◆ **PROBLEM**: Reproduce the material below word for word, line by line, omitting the pictures.

◆ **AVAILABLE RECORDS**:
════

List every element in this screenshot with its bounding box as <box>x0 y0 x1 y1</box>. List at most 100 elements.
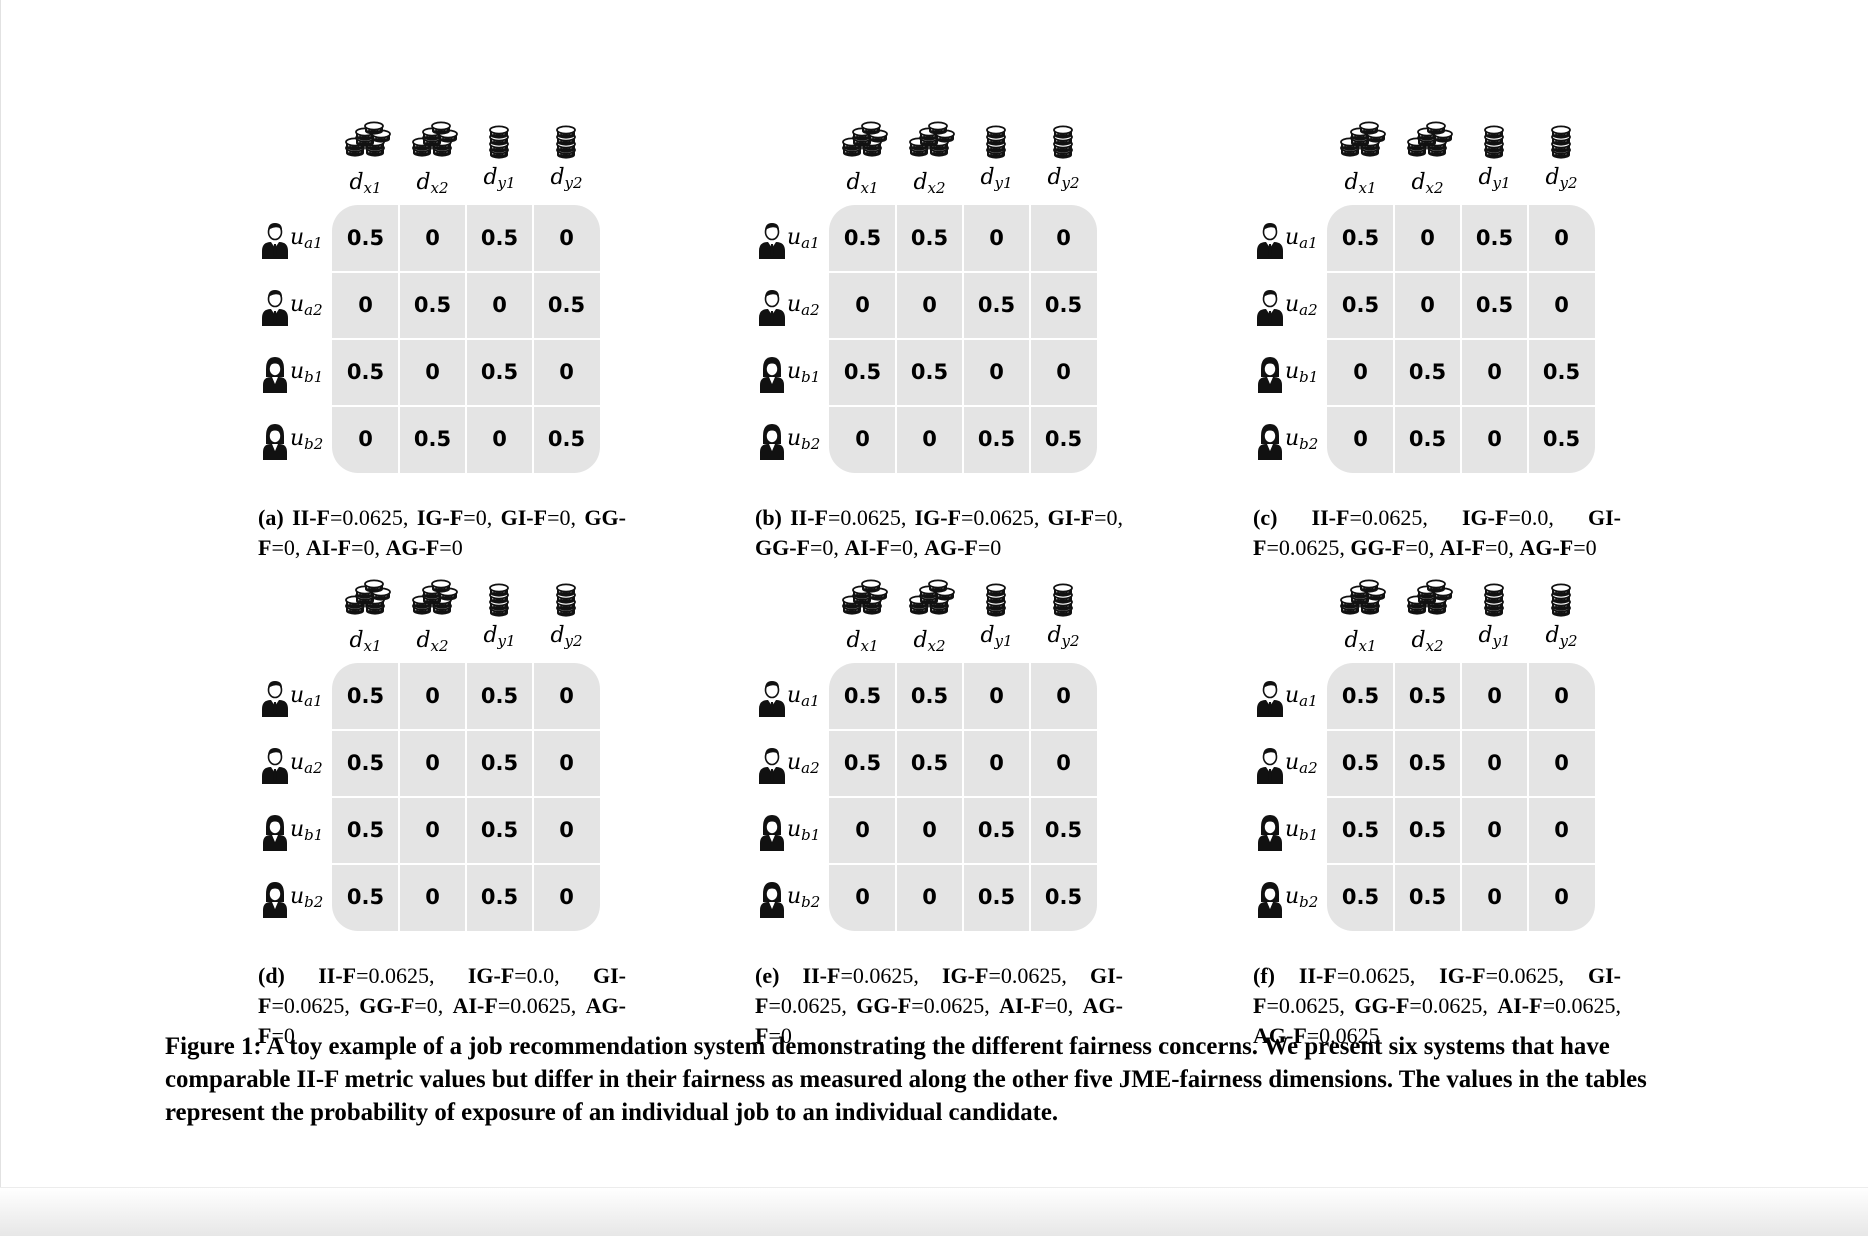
row-header-ub2: ub2 <box>1253 864 1673 931</box>
table-cell: 0.5 <box>1408 818 1447 842</box>
row-label-subscript: a1 <box>304 234 323 252</box>
row-label-base: u <box>787 225 802 250</box>
metric-name: GG-F <box>359 993 415 1018</box>
row-header-ua2: ua2 <box>258 272 678 339</box>
col-label: dx2 <box>896 627 963 660</box>
metric-name: (a) II-F <box>258 505 330 530</box>
metric-value: =0, <box>1485 535 1520 560</box>
male-candidate-icon <box>1257 290 1283 326</box>
table-cell: 0 <box>922 885 937 909</box>
coin-stack-small-icon <box>1551 125 1571 159</box>
row-header-ua2: ua2 <box>258 730 678 797</box>
table-cell: 0 <box>989 684 1004 708</box>
row-label-subscript: b1 <box>801 826 821 844</box>
row-label-subscript: a1 <box>1299 234 1318 252</box>
col-label-subscript: x1 <box>860 179 879 197</box>
female-candidate-icon <box>760 815 784 851</box>
table-cell: 0 <box>922 427 937 451</box>
table-cell: 0.5 <box>1408 684 1447 708</box>
column-headers: dx1 dx2 dy1 dy2 <box>258 576 728 660</box>
metric-name: AI-F <box>1439 535 1486 560</box>
col-header-dx2: dx2 <box>1394 118 1461 202</box>
table-cell: 0 <box>922 293 937 317</box>
male-candidate-icon <box>262 748 288 784</box>
table-cell: 0 <box>1353 360 1368 384</box>
coin-stack-small-icon <box>1053 583 1073 617</box>
col-label-base: d <box>483 165 498 190</box>
table-cell: 0.5 <box>977 293 1016 317</box>
table-cell: 0.5 <box>480 818 519 842</box>
col-label-subscript: y1 <box>497 174 516 192</box>
row-label: ub1 <box>290 357 345 392</box>
table-cell: 0 <box>989 226 1004 250</box>
row-label-subscript: a1 <box>304 692 323 710</box>
row-header-ub2: ub2 <box>755 406 1175 473</box>
metric-value: =0, <box>889 535 925 560</box>
metric-name: (c) II-F <box>1253 505 1350 530</box>
exposure-table: 0.5 0 0.5 0 0.5 0 0.5 0 0 0.5 0 0.5 0 0.5 0 0.5 <box>1327 205 1595 473</box>
table-cell: 0 <box>1487 751 1502 775</box>
col-label-base: d <box>846 628 861 653</box>
subfigure-caption: (f) II-F=0.0625, IG-F=0.0625, GI-F=0.062… <box>1253 961 1621 1051</box>
col-label-subscript: y2 <box>1061 632 1080 650</box>
col-header-dy1: dy1 <box>1461 118 1528 202</box>
metric-name: AI-F <box>305 535 352 560</box>
grid-line <box>332 796 600 798</box>
table-cell: 0 <box>989 360 1004 384</box>
coin-stack-large-icon <box>842 579 888 615</box>
row-header-ub2: ub2 <box>258 406 678 473</box>
col-label: dx1 <box>332 627 399 660</box>
metric-value: =0.0625, <box>1266 535 1351 560</box>
row-label: ua1 <box>1285 681 1340 716</box>
metric-value: =0.0625, <box>827 505 915 530</box>
figure-caption: Figure 1: A toy example of a job recomme… <box>165 1033 1647 1126</box>
col-label-base: d <box>1411 628 1426 653</box>
row-label-subscript: b1 <box>801 368 821 386</box>
female-candidate-icon <box>1258 815 1282 851</box>
row-label-base: u <box>290 225 305 250</box>
row-label: ub2 <box>290 424 345 459</box>
row-label: ub2 <box>787 882 842 917</box>
metric-value: =0.0, <box>1508 505 1588 530</box>
female-candidate-icon <box>1258 357 1282 393</box>
col-label-base: d <box>1478 623 1493 648</box>
row-label-base: u <box>1285 884 1300 909</box>
col-label: dx2 <box>1394 169 1461 202</box>
col-header-dy2: dy2 <box>1528 576 1595 660</box>
table-cell: 0 <box>1056 751 1071 775</box>
col-label-subscript: y2 <box>564 174 583 192</box>
female-candidate-icon <box>263 815 287 851</box>
col-label: dy2 <box>533 164 600 197</box>
row-header-ua1: ua1 <box>1253 205 1673 272</box>
row-header-ua1: ua1 <box>755 205 1175 272</box>
metric-value: =0 <box>768 1023 792 1048</box>
table-cell: 0 <box>1056 226 1071 250</box>
row-label-subscript: a2 <box>1299 759 1318 777</box>
table-cell: 0 <box>1554 818 1569 842</box>
metric-value: =0.0625 <box>1306 1023 1380 1048</box>
grid-line <box>332 338 600 340</box>
col-label: dx1 <box>1327 169 1394 202</box>
col-label-base: d <box>416 628 431 653</box>
col-label-subscript: y2 <box>1559 174 1578 192</box>
row-header-ub1: ub1 <box>258 797 678 864</box>
col-label: dy2 <box>1030 164 1097 197</box>
metric-value: =0.0625, <box>1336 963 1440 988</box>
coin-stack-small-icon <box>1053 125 1073 159</box>
coin-stack-small-icon <box>489 583 509 617</box>
col-label: dx1 <box>829 627 896 660</box>
male-candidate-icon <box>759 290 785 326</box>
table-cell: 0 <box>358 427 373 451</box>
coin-stack-large-icon <box>1340 121 1386 157</box>
metric-name: AI-F <box>999 993 1045 1018</box>
row-label: ub2 <box>1285 424 1340 459</box>
grid-line <box>829 863 1097 865</box>
grid-line <box>332 405 600 407</box>
table-cell: 0.5 <box>910 751 949 775</box>
table-cell: 0.5 <box>1408 360 1447 384</box>
row-label-base: u <box>787 817 802 842</box>
col-label-base: d <box>1047 165 1062 190</box>
col-header-dy1: dy1 <box>466 118 533 202</box>
col-label: dy1 <box>1461 622 1528 655</box>
metric-value: =0.0625, <box>329 505 417 530</box>
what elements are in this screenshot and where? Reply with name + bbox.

════

◆ **ANSWER FOR THE TASK**:
List every element in this screenshot with its bounding box as <box>x0 y0 x1 y1</box>. List at most 100 elements.
row-header-ub2: ub2 <box>1253 864 1673 931</box>
table-cell: 0.5 <box>1408 818 1447 842</box>
row-label-subscript: a1 <box>304 234 323 252</box>
row-label-base: u <box>787 225 802 250</box>
metric-name: GG-F <box>359 993 415 1018</box>
row-header-ua2: ua2 <box>258 272 678 339</box>
col-label: dx2 <box>896 627 963 660</box>
metric-name: (a) II-F <box>258 505 330 530</box>
metric-value: =0, <box>1485 535 1520 560</box>
male-candidate-icon <box>1257 290 1283 326</box>
table-cell: 0 <box>922 885 937 909</box>
coin-stack-small-icon <box>1551 125 1571 159</box>
row-header-ua2: ua2 <box>258 730 678 797</box>
table-cell: 0 <box>989 684 1004 708</box>
row-label-subscript: b1 <box>801 826 821 844</box>
row-label-subscript: a1 <box>1299 234 1318 252</box>
col-label-subscript: x1 <box>860 179 879 197</box>
female-candidate-icon <box>760 815 784 851</box>
table-cell: 0 <box>922 427 937 451</box>
table-cell: 0.5 <box>1408 684 1447 708</box>
column-headers: dx1 dx2 dy1 dy2 <box>258 576 728 660</box>
metric-name: AI-F <box>1439 535 1486 560</box>
col-header-dx2: dx2 <box>1394 118 1461 202</box>
table-cell: 0 <box>922 293 937 317</box>
male-candidate-icon <box>262 748 288 784</box>
table-cell: 0 <box>1353 360 1368 384</box>
coin-stack-small-icon <box>1053 583 1073 617</box>
col-label-base: d <box>483 165 498 190</box>
table-cell: 0.5 <box>977 293 1016 317</box>
table-cell: 0.5 <box>480 818 519 842</box>
col-label-subscript: y1 <box>497 174 516 192</box>
row-label: ub1 <box>290 357 345 392</box>
table-cell: 0 <box>989 226 1004 250</box>
row-label-subscript: a1 <box>304 692 323 710</box>
row-header-ub2: ub2 <box>755 406 1175 473</box>
metric-value: =0, <box>889 535 925 560</box>
metric-name: (c) II-F <box>1253 505 1350 530</box>
exposure-table: 0.5 0 0.5 0 0.5 0 0.5 0 0 0.5 0 0.5 0 0.5 0 0.5 <box>1327 205 1595 473</box>
table-cell: 0 <box>1487 751 1502 775</box>
col-label-base: d <box>846 628 861 653</box>
subfigure-caption: (f) II-F=0.0625, IG-F=0.0625, GI-F=0.062… <box>1253 961 1621 1051</box>
col-label-subscript: y2 <box>1061 632 1080 650</box>
col-header-dy1: dy1 <box>1461 118 1528 202</box>
metric-name: AI-F <box>305 535 352 560</box>
grid-line <box>332 796 600 798</box>
table-cell: 0 <box>989 360 1004 384</box>
coin-stack-large-icon <box>842 579 888 615</box>
row-header-ub2: ub2 <box>258 406 678 473</box>
col-label: dx1 <box>332 627 399 660</box>
metric-value: =0.0625, <box>1266 535 1351 560</box>
row-label: ua1 <box>1285 681 1340 716</box>
metric-value: =0.0625, <box>827 505 915 530</box>
figure-caption: Figure 1: A toy example of a job recomme… <box>165 1033 1647 1126</box>
col-label-base: d <box>1411 628 1426 653</box>
row-label-subscript: b1 <box>801 368 821 386</box>
female-candidate-icon <box>1258 815 1282 851</box>
row-label-base: u <box>290 225 305 250</box>
row-label: ub2 <box>290 424 345 459</box>
row-label: ub2 <box>787 882 842 917</box>
metric-value: =0.0, <box>1508 505 1588 530</box>
female-candidate-icon <box>1258 357 1282 393</box>
col-label-base: d <box>1478 623 1493 648</box>
row-label-base: u <box>1285 884 1300 909</box>
col-label: dx2 <box>1394 169 1461 202</box>
col-header-dy2: dy2 <box>1528 576 1595 660</box>
table-cell: 0 <box>1056 751 1071 775</box>
col-label-subscript: y2 <box>564 174 583 192</box>
female-candidate-icon <box>263 815 287 851</box>
col-label: dy2 <box>533 164 600 197</box>
row-header-ua1: ua1 <box>1253 205 1673 272</box>
row-header-ua1: ua1 <box>755 205 1175 272</box>
metric-value: =0 <box>768 1023 792 1048</box>
table-cell: 0 <box>1056 226 1071 250</box>
row-label-subscript: a2 <box>1299 759 1318 777</box>
table-cell: 0 <box>1554 818 1569 842</box>
metric-value: =0.0625 <box>1306 1023 1380 1048</box>
grid-line <box>332 338 600 340</box>
col-label: dx1 <box>1327 169 1394 202</box>
col-label-base: d <box>416 628 431 653</box>
col-label-subscript: y2 <box>1559 174 1578 192</box>
row-header-ub1: ub1 <box>258 797 678 864</box>
col-label: dy2 <box>1030 164 1097 197</box>
metric-value: =0.0625, <box>1336 963 1440 988</box>
coin-stack-small-icon <box>1053 125 1073 159</box>
coin-stack-small-icon <box>489 583 509 617</box>
col-label: dx1 <box>829 627 896 660</box>
male-candidate-icon <box>759 290 785 326</box>
table-cell: 0 <box>358 427 373 451</box>
coin-stack-large-icon <box>1340 121 1386 157</box>
metric-name: AI-F <box>999 993 1045 1018</box>
row-label: ub2 <box>1285 424 1340 459</box>
grid-line <box>829 863 1097 865</box>
grid-line <box>332 405 600 407</box>
table-cell: 0.5 <box>910 751 949 775</box>
table-cell: 0.5 <box>1408 360 1447 384</box>
row-label-base: u <box>787 817 802 842</box>
col-label-base: d <box>1047 165 1062 190</box>
col-header-dy1: dy1 <box>466 118 533 202</box>
col-label: dy1 <box>1461 622 1528 655</box>
metric-value: =0.0625, <box>329 505 417 530</box>
what elements are in this screenshot and where? Reply with name + bbox.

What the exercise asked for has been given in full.